Short problem. Without altering anything, repeat each of the records.

(Records excerpted from a collection)
-------------------------

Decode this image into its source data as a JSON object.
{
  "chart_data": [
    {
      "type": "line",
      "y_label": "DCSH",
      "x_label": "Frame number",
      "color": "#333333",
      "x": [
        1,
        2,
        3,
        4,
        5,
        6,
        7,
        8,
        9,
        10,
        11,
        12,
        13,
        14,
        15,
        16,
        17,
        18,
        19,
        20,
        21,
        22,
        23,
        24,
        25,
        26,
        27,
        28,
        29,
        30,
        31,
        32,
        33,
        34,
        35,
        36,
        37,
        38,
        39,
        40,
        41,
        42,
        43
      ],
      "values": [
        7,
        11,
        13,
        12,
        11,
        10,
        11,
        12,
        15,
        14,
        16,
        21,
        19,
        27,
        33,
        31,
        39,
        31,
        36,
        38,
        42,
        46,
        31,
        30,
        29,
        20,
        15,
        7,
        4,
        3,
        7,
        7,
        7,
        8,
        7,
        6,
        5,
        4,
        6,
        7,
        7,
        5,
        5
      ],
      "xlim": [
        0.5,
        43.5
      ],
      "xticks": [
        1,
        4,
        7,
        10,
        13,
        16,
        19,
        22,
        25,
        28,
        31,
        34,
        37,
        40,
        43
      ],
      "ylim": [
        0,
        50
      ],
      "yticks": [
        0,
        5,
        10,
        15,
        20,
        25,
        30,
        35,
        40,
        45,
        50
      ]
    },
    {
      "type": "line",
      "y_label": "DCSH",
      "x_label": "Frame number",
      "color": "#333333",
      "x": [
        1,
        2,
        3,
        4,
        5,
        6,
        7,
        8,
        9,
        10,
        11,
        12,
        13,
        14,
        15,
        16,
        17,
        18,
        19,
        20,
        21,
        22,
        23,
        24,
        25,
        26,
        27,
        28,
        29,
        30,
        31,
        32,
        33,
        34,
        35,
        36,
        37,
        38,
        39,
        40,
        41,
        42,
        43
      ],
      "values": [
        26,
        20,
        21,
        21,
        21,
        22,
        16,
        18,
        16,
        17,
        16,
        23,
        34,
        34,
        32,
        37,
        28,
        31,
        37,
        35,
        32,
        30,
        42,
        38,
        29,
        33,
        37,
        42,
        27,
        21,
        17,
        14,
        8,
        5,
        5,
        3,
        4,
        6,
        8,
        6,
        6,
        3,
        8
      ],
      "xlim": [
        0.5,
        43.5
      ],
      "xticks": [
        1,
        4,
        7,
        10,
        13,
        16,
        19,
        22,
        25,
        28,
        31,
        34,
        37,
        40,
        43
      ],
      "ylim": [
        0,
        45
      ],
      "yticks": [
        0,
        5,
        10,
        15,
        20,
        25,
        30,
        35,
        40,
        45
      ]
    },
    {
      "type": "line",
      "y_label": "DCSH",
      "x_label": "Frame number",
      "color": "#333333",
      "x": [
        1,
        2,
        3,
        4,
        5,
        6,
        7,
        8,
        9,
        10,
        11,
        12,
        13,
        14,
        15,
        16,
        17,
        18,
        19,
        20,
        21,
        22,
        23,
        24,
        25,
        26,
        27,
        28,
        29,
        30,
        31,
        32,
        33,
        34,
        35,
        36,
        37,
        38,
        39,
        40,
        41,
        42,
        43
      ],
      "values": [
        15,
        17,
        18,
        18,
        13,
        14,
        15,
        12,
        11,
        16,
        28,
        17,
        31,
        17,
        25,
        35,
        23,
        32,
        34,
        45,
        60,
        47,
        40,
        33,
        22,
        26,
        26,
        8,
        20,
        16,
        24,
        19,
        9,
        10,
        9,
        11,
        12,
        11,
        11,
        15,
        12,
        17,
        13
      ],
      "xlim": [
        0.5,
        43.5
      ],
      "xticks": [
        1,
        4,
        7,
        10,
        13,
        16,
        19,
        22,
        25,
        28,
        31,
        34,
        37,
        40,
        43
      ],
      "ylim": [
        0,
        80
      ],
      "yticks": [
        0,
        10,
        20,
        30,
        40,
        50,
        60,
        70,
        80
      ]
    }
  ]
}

-------------------------

Output for this task.
Decode this image into its source data as a JSON object.
{
  "chart_data": [
    {
      "type": "line",
      "y_label": "DCSH",
      "x_label": "Frame number",
      "color": "#333333",
      "x": [
        1,
        2,
        3,
        4,
        5,
        6,
        7,
        8,
        9,
        10,
        11,
        12,
        13,
        14,
        15,
        16,
        17,
        18,
        19,
        20,
        21,
        22,
        23,
        24,
        25,
        26,
        27,
        28,
        29,
        30,
        31,
        32,
        33,
        34,
        35,
        36,
        37,
        38,
        39,
        40,
        41,
        42,
        43
      ],
      "values": [
        7,
        11,
        13,
        12,
        11,
        10,
        11,
        12,
        15,
        14,
        16,
        21,
        19,
        27,
        33,
        31,
        39,
        31,
        36,
        38,
        42,
        46,
        31,
        30,
        29,
        20,
        15,
        7,
        4,
        3,
        7,
        7,
        7,
        8,
        7,
        6,
        5,
        4,
        6,
        7,
        7,
        5,
        5
      ],
      "xlim": [
        0.5,
        43.5
      ],
      "xticks": [
        1,
        4,
        7,
        10,
        13,
        16,
        19,
        22,
        25,
        28,
        31,
        34,
        37,
        40,
        43
      ],
      "ylim": [
        0,
        50
      ],
      "yticks": [
        0,
        5,
        10,
        15,
        20,
        25,
        30,
        35,
        40,
        45,
        50
      ]
    },
    {
      "type": "line",
      "y_label": "DCSH",
      "x_label": "Frame number",
      "color": "#333333",
      "x": [
        1,
        2,
        3,
        4,
        5,
        6,
        7,
        8,
        9,
        10,
        11,
        12,
        13,
        14,
        15,
        16,
        17,
        18,
        19,
        20,
        21,
        22,
        23,
        24,
        25,
        26,
        27,
        28,
        29,
        30,
        31,
        32,
        33,
        34,
        35,
        36,
        37,
        38,
        39,
        40,
        41,
        42,
        43
      ],
      "values": [
        26,
        20,
        21,
        21,
        21,
        22,
        16,
        18,
        16,
        17,
        16,
        23,
        34,
        34,
        32,
        37,
        28,
        31,
        37,
        35,
        32,
        30,
        42,
        38,
        29,
        33,
        37,
        42,
        27,
        21,
        17,
        14,
        8,
        5,
        5,
        3,
        4,
        6,
        8,
        6,
        6,
        3,
        8
      ],
      "xlim": [
        0.5,
        43.5
      ],
      "xticks": [
        1,
        4,
        7,
        10,
        13,
        16,
        19,
        22,
        25,
        28,
        31,
        34,
        37,
        40,
        43
      ],
      "ylim": [
        0,
        45
      ],
      "yticks": [
        0,
        5,
        10,
        15,
        20,
        25,
        30,
        35,
        40,
        45
      ]
    },
    {
      "type": "line",
      "y_label": "DCSH",
      "x_label": "Frame number",
      "color": "#333333",
      "x": [
        1,
        2,
        3,
        4,
        5,
        6,
        7,
        8,
        9,
        10,
        11,
        12,
        13,
        14,
        15,
        16,
        17,
        18,
        19,
        20,
        21,
        22,
        23,
        24,
        25,
        26,
        27,
        28,
        29,
        30,
        31,
        32,
        33,
        34,
        35,
        36,
        37,
        38,
        39,
        40,
        41,
        42,
        43
      ],
      "values": [
        15,
        17,
        18,
        18,
        13,
        14,
        15,
        12,
        11,
        16,
        28,
        17,
        31,
        17,
        25,
        35,
        23,
        32,
        34,
        45,
        60,
        47,
        40,
        33,
        22,
        26,
        26,
        8,
        20,
        16,
        24,
        19,
        9,
        10,
        9,
        11,
        12,
        11,
        11,
        15,
        12,
        17,
        13
      ],
      "xlim": [
        0.5,
        43.5
      ],
      "xticks": [
        1,
        4,
        7,
        10,
        13,
        16,
        19,
        22,
        25,
        28,
        31,
        34,
        37,
        40,
        43
      ],
      "ylim": [
        0,
        80
      ],
      "yticks": [
        0,
        10,
        20,
        30,
        40,
        50,
        60,
        70,
        80
      ]
    }
  ]
}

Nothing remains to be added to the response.